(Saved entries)
%%
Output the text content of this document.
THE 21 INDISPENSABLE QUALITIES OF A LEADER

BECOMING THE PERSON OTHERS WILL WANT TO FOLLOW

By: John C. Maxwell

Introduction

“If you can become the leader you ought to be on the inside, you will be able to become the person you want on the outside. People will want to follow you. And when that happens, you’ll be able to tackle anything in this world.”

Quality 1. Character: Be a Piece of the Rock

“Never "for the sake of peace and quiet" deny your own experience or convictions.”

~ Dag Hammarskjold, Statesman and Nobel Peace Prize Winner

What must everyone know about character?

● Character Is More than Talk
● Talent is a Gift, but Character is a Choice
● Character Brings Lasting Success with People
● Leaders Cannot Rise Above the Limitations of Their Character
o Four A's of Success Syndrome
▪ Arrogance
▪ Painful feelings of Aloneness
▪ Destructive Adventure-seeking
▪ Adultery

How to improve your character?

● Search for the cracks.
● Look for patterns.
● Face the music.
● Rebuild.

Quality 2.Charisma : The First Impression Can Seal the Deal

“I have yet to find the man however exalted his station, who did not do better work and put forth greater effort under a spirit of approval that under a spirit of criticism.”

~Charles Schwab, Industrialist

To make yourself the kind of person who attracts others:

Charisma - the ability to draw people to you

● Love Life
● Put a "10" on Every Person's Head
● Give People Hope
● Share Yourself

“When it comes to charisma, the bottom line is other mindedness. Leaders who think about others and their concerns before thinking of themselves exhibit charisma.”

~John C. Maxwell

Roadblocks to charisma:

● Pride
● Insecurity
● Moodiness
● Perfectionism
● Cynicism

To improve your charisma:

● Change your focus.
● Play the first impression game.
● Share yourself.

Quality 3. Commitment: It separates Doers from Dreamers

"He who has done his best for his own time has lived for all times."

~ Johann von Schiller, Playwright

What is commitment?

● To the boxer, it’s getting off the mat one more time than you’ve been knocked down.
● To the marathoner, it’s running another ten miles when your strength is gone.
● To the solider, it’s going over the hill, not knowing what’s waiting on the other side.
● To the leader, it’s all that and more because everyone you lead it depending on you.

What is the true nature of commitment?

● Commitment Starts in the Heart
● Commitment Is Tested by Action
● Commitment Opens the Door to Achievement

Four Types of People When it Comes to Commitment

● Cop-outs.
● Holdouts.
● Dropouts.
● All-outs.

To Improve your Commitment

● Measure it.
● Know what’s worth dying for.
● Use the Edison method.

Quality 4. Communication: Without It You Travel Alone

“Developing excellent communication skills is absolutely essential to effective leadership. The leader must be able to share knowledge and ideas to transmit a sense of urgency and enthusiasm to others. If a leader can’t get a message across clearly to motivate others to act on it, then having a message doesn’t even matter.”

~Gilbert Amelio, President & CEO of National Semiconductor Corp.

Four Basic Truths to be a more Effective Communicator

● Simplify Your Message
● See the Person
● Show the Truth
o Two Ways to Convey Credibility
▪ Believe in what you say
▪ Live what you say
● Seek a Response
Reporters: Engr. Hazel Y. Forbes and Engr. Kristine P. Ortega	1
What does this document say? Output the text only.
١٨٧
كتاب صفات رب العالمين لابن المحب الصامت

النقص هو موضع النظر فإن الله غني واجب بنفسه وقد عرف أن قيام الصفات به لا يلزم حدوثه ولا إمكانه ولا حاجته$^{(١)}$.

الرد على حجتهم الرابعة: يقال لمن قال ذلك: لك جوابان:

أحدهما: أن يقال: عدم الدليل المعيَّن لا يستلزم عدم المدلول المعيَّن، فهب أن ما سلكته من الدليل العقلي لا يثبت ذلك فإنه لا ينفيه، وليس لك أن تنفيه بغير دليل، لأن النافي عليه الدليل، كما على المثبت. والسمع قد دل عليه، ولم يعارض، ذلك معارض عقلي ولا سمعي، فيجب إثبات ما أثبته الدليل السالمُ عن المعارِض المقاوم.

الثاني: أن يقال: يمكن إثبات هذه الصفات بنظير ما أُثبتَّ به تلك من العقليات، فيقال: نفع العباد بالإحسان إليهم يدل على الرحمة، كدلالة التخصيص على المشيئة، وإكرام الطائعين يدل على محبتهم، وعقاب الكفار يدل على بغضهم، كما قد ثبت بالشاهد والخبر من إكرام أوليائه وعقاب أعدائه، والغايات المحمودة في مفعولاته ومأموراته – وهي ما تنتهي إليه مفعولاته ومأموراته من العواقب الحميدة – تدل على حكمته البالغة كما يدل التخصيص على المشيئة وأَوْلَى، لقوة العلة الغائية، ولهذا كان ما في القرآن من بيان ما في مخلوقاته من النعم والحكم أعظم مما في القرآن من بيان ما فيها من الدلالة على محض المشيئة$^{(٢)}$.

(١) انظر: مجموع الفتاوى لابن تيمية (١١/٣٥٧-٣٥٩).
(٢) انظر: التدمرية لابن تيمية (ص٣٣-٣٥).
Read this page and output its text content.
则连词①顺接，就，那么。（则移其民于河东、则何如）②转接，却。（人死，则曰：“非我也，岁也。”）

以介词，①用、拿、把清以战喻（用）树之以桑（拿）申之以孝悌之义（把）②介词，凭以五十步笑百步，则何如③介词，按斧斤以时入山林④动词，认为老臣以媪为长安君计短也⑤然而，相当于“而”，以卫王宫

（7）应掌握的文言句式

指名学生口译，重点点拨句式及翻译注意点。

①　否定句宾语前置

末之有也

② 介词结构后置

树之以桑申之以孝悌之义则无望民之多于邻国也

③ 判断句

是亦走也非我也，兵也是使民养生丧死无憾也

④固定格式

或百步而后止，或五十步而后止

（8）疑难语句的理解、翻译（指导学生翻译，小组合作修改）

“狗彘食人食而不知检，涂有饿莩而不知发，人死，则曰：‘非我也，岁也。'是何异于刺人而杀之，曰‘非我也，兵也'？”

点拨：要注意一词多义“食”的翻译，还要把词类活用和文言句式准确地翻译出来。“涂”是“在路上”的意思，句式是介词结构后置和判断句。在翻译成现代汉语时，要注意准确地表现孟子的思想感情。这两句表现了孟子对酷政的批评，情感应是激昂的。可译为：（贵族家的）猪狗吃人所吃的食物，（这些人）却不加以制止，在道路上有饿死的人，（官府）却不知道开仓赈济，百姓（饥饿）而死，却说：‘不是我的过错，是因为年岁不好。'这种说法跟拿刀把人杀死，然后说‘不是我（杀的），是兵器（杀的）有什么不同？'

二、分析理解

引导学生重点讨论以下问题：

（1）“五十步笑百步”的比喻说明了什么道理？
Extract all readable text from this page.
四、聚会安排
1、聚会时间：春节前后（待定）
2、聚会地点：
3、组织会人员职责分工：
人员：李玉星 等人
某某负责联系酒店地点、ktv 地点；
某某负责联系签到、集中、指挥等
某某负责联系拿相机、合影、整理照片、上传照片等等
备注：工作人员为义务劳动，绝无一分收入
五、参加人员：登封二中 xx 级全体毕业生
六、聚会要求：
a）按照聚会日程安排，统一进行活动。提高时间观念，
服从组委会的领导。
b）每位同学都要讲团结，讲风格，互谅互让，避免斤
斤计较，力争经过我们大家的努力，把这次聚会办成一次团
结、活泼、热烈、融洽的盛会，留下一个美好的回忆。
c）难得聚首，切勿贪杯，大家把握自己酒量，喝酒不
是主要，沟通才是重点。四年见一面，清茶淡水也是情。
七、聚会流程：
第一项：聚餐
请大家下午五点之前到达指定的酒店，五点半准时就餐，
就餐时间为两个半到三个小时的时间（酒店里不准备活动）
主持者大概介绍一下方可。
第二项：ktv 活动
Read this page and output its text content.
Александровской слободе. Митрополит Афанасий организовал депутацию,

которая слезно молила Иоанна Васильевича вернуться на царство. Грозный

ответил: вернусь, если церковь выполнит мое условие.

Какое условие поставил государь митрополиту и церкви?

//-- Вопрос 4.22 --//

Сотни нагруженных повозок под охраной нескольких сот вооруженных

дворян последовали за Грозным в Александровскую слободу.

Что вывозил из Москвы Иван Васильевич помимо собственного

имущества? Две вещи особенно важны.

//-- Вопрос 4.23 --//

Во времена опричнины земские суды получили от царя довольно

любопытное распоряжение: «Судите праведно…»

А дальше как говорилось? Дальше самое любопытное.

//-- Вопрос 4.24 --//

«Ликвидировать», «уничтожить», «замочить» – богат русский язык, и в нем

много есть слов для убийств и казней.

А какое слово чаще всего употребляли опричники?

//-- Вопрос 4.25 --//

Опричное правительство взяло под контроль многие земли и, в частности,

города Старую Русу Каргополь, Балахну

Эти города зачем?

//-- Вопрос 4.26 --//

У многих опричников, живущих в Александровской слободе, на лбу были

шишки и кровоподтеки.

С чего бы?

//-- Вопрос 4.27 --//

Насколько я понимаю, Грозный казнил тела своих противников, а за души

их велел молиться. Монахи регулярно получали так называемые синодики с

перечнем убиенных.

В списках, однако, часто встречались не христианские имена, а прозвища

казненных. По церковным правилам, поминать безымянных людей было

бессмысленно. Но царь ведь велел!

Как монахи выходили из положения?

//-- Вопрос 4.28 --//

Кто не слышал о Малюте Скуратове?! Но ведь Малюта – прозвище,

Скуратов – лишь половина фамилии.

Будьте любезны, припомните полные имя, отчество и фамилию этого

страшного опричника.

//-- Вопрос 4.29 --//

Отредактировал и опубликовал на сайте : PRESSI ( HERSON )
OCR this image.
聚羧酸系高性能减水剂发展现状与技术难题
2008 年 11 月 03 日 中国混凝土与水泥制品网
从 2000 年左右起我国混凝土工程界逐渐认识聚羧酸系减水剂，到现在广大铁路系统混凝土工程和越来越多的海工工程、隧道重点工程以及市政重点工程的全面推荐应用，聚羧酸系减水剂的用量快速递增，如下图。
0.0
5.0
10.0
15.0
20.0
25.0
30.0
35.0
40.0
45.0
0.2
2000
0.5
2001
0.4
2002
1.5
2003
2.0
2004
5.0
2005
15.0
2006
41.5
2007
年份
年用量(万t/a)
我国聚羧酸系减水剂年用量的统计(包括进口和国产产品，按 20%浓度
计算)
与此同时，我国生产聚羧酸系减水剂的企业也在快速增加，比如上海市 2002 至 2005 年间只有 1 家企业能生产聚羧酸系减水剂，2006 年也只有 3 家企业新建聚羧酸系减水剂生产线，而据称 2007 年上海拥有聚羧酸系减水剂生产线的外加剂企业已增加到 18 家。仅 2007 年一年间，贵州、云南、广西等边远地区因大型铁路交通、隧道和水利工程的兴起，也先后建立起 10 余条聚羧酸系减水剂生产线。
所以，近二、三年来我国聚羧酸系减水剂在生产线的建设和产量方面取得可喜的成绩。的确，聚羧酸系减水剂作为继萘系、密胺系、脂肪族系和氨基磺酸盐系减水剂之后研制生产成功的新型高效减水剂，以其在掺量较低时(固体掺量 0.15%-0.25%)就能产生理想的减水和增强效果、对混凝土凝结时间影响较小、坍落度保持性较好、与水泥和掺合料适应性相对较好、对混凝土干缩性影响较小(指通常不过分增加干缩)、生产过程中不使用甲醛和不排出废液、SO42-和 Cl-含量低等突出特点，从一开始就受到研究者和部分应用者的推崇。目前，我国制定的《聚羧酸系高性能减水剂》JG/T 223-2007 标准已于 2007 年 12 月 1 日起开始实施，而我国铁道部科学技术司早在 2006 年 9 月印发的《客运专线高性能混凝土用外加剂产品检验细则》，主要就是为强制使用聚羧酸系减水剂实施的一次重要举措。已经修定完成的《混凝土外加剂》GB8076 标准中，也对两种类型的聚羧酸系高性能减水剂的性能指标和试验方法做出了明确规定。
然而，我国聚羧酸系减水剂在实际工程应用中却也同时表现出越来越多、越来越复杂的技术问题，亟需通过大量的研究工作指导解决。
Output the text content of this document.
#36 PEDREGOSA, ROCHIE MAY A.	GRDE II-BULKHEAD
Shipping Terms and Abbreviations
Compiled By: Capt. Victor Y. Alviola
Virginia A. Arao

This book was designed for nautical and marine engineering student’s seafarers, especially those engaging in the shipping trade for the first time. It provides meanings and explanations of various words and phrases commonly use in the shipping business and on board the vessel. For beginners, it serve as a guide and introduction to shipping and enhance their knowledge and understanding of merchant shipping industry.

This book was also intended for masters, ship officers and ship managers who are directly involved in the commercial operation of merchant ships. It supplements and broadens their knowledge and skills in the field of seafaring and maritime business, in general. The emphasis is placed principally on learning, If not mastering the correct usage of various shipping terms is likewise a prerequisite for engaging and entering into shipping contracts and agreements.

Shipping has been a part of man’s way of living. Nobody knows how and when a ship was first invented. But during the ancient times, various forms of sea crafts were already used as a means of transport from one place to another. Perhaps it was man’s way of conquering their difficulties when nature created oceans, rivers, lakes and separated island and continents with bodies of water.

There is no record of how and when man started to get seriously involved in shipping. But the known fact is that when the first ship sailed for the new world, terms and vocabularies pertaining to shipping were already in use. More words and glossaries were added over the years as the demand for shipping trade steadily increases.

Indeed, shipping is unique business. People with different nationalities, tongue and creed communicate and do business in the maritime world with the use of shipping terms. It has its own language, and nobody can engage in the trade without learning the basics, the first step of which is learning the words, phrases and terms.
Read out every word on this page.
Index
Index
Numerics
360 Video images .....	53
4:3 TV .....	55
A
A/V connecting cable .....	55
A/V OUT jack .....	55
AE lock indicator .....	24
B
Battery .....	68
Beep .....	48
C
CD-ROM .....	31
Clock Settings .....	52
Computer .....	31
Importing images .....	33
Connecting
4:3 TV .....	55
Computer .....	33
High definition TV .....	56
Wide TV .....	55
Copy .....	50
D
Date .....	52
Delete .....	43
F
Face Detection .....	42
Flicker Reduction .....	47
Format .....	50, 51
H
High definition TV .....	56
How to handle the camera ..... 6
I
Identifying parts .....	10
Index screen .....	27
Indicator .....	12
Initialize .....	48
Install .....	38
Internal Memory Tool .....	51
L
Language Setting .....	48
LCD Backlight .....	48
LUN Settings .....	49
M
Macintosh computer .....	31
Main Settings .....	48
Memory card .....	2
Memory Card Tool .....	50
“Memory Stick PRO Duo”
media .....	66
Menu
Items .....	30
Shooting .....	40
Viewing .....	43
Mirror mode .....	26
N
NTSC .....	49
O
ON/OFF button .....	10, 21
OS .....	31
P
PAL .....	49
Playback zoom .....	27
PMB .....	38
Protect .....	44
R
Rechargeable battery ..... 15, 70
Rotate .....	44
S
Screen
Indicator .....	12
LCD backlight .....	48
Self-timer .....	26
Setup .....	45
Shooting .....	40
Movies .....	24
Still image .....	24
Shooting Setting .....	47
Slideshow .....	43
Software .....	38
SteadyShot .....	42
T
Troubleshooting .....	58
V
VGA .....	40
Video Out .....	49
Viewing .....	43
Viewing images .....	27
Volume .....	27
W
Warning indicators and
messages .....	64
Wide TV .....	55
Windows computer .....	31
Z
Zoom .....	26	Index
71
%%
Each line in the data that holds the string "Вопрос" should be found and copied.

*Solution for this problem*.
//-- Вопрос 4.22 --//
//-- Вопрос 4.23 --//
//-- Вопрос 4.24 --//
//-- Вопрос 4.25 --//
//-- Вопрос 4.26 --//
//-- Вопрос 4.27 --//
//-- Вопрос 4.28 --//
//-- Вопрос 4.29 --//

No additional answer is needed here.